'''

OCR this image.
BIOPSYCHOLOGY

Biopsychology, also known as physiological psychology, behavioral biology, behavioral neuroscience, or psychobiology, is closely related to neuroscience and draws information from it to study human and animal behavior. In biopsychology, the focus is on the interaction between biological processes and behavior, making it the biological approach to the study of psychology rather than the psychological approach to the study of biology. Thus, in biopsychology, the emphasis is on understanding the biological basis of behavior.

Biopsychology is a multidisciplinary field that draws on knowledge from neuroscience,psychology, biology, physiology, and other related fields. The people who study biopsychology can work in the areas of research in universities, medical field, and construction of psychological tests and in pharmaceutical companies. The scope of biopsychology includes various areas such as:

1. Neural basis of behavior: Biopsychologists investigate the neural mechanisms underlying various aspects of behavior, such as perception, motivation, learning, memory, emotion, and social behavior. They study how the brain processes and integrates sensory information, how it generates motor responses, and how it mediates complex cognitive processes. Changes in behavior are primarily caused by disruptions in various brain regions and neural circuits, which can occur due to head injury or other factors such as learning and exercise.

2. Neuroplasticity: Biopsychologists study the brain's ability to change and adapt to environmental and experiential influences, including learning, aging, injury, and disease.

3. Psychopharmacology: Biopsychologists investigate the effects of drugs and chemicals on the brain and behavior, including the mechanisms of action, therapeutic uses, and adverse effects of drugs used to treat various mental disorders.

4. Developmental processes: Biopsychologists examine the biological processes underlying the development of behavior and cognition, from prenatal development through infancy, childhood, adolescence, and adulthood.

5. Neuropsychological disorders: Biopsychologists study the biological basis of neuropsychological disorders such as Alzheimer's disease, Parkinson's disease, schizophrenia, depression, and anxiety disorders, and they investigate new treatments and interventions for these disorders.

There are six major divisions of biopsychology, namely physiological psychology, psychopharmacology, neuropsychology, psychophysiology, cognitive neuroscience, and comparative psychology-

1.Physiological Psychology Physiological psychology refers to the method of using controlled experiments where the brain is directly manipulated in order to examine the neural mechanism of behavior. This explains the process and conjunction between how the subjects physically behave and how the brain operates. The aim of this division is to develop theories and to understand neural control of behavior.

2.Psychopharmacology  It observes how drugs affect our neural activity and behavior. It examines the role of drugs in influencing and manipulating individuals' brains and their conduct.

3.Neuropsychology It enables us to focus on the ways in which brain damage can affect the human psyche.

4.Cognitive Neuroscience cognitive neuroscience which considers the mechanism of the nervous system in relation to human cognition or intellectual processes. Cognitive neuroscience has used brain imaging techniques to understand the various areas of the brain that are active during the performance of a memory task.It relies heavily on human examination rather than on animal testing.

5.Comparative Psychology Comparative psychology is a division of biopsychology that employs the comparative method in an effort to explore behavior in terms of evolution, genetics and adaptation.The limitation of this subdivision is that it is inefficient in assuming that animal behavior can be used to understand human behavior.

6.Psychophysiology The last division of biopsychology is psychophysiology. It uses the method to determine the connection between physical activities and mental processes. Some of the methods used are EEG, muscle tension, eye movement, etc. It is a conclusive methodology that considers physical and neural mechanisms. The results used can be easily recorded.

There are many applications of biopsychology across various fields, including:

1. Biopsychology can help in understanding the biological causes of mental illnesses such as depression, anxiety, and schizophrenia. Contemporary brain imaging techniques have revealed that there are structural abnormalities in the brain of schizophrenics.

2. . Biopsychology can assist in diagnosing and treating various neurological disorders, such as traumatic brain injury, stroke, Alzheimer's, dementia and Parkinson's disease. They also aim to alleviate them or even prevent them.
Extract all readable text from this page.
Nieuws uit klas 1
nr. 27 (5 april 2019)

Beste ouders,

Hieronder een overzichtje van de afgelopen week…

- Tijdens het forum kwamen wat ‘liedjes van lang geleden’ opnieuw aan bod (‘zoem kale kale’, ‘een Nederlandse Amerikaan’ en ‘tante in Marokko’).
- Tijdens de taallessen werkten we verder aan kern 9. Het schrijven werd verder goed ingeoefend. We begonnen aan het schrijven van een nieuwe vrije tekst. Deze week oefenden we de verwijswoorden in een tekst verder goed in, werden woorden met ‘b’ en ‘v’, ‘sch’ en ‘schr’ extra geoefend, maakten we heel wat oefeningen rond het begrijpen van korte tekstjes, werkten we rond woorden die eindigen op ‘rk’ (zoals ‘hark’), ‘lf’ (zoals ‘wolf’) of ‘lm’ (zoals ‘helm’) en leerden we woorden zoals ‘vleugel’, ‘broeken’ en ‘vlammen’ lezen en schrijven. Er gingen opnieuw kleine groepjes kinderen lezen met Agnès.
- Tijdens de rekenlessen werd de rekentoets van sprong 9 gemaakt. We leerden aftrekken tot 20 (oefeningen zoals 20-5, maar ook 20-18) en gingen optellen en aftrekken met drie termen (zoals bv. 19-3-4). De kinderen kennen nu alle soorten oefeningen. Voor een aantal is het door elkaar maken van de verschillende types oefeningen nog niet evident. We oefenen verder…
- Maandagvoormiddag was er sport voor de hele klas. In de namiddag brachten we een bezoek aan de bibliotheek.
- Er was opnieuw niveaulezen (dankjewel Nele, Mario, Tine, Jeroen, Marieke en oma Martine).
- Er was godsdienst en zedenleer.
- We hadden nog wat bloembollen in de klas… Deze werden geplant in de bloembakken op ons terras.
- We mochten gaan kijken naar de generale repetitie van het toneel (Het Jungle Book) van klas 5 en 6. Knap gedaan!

'''

> **Exercise brief**
Each line holding "disease" must be found and copied.

> **The response**
2. Neuroplasticity: Biopsychologists study the brain's ability to change and adapt to environmental and experiential influences, including learning, aging, injury, and disease.
5. Neuropsychological disorders: Biopsychologists study the biological basis of neuropsychological disorders such as Alzheimer's disease, Parkinson's disease, schizophrenia, depression, and anxiety disorders, and they investigate new treatments and interventions for these disorders.
2. . Biopsychology can assist in diagnosing and treating various neurological disorders, such as traumatic brain injury, stroke, Alzheimer's, dementia and Parkinson's disease. They also aim to alleviate them or even prevent them.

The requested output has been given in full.